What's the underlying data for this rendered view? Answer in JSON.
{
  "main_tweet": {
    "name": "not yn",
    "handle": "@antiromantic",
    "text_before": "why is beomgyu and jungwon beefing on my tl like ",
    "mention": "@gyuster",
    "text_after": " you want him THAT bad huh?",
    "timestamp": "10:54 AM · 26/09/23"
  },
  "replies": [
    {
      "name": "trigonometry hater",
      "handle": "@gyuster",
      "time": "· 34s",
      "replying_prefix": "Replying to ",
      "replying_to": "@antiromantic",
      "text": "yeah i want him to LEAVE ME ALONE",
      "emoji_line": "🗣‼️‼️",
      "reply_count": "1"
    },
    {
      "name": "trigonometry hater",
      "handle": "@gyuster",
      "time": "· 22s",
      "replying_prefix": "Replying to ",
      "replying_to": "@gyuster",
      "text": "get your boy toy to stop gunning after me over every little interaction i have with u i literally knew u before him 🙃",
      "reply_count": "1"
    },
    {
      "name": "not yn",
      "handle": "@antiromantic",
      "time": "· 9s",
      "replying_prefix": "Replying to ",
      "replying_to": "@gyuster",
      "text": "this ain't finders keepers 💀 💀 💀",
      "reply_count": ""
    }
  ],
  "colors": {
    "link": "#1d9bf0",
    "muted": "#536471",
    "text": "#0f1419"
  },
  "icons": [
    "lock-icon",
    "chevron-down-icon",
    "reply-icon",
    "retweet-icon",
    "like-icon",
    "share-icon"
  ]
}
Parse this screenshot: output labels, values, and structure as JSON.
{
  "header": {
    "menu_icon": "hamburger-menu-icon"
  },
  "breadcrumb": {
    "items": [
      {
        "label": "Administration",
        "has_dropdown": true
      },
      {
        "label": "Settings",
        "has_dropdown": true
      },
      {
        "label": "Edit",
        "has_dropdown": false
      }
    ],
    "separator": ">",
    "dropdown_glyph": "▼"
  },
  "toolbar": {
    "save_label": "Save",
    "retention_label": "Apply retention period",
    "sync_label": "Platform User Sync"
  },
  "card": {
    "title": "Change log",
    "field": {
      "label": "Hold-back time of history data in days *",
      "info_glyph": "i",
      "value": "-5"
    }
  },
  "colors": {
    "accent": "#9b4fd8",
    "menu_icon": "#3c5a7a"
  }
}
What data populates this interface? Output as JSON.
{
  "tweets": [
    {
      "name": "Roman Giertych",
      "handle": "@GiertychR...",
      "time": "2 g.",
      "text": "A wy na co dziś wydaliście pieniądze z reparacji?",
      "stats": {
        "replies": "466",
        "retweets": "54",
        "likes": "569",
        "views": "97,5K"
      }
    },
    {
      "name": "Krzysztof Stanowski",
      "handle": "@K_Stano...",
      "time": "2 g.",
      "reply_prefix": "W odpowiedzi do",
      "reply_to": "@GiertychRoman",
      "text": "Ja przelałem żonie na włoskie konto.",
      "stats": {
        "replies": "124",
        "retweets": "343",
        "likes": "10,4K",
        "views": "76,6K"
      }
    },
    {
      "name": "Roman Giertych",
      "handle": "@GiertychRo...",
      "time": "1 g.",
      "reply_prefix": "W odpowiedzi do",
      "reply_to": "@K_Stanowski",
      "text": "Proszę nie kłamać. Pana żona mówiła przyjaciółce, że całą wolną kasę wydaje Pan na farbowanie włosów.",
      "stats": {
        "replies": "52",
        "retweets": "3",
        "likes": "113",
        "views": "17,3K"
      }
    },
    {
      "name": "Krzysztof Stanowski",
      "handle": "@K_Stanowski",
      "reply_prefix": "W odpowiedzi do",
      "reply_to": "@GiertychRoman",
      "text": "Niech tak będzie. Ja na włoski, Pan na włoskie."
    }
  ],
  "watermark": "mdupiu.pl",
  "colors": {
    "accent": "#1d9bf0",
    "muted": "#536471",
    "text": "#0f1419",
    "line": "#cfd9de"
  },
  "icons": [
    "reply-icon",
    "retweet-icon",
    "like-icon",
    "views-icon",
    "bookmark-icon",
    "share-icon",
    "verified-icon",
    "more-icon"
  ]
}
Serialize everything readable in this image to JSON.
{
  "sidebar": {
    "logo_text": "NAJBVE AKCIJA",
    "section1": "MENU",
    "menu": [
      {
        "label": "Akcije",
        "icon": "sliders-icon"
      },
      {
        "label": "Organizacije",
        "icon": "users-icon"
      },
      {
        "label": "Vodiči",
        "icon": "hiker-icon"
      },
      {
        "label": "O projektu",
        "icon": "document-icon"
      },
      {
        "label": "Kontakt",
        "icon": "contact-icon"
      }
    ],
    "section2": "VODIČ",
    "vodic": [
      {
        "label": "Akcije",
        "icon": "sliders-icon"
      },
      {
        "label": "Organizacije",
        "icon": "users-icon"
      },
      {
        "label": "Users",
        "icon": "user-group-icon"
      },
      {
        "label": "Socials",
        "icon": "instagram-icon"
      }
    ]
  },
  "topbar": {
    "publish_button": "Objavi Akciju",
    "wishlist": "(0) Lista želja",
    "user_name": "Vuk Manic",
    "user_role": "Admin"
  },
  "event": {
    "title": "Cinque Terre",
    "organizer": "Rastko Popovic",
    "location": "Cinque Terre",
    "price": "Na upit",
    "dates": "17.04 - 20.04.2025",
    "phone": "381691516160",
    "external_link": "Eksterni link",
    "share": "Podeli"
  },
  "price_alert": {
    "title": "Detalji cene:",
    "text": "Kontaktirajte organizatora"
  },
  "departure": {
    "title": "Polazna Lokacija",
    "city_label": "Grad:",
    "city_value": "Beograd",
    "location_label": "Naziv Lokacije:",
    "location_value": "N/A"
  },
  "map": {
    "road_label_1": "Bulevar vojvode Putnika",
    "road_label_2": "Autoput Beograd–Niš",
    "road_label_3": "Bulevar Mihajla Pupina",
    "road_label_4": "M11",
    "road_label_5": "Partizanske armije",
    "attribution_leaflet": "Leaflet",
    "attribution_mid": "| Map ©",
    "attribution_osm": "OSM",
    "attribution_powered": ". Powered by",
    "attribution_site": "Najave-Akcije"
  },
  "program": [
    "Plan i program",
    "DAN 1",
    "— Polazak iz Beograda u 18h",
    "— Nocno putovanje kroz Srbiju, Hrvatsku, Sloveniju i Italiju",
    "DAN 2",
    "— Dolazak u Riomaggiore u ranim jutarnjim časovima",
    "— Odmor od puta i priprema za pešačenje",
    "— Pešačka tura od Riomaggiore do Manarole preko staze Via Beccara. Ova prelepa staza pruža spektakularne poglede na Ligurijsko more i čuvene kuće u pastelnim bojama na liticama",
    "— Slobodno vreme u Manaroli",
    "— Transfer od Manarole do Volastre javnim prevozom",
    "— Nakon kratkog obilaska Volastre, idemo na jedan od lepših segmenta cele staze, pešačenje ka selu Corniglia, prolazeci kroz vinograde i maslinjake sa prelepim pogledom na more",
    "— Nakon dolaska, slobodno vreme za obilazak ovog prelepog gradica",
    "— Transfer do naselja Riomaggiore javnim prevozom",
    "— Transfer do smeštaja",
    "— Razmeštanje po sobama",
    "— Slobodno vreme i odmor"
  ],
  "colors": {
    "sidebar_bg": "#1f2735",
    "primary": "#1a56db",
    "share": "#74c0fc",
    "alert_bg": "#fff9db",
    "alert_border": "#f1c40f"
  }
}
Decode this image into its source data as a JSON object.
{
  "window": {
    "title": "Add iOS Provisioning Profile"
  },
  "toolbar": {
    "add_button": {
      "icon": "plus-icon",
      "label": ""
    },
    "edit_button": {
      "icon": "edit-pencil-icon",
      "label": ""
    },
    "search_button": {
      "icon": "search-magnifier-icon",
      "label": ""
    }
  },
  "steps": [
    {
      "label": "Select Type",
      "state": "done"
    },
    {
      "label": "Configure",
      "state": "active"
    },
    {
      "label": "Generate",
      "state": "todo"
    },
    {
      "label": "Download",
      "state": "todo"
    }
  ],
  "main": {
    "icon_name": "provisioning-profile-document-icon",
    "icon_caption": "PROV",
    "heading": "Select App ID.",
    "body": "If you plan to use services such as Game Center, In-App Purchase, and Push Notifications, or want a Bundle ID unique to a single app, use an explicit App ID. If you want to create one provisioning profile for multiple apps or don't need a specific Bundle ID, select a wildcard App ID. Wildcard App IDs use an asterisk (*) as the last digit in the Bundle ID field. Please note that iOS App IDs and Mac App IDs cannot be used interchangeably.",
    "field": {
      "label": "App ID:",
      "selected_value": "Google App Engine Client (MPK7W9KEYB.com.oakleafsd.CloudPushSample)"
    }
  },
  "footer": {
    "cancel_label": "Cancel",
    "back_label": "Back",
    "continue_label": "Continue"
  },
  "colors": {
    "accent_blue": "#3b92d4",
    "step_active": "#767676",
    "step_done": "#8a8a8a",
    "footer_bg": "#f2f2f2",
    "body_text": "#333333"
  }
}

++++++++++++++++++++

- WHAT YOU NEED TO DO -
Tell how many lines contain the word "włoskie", using only the number.

- OUTPUT BELOW -
2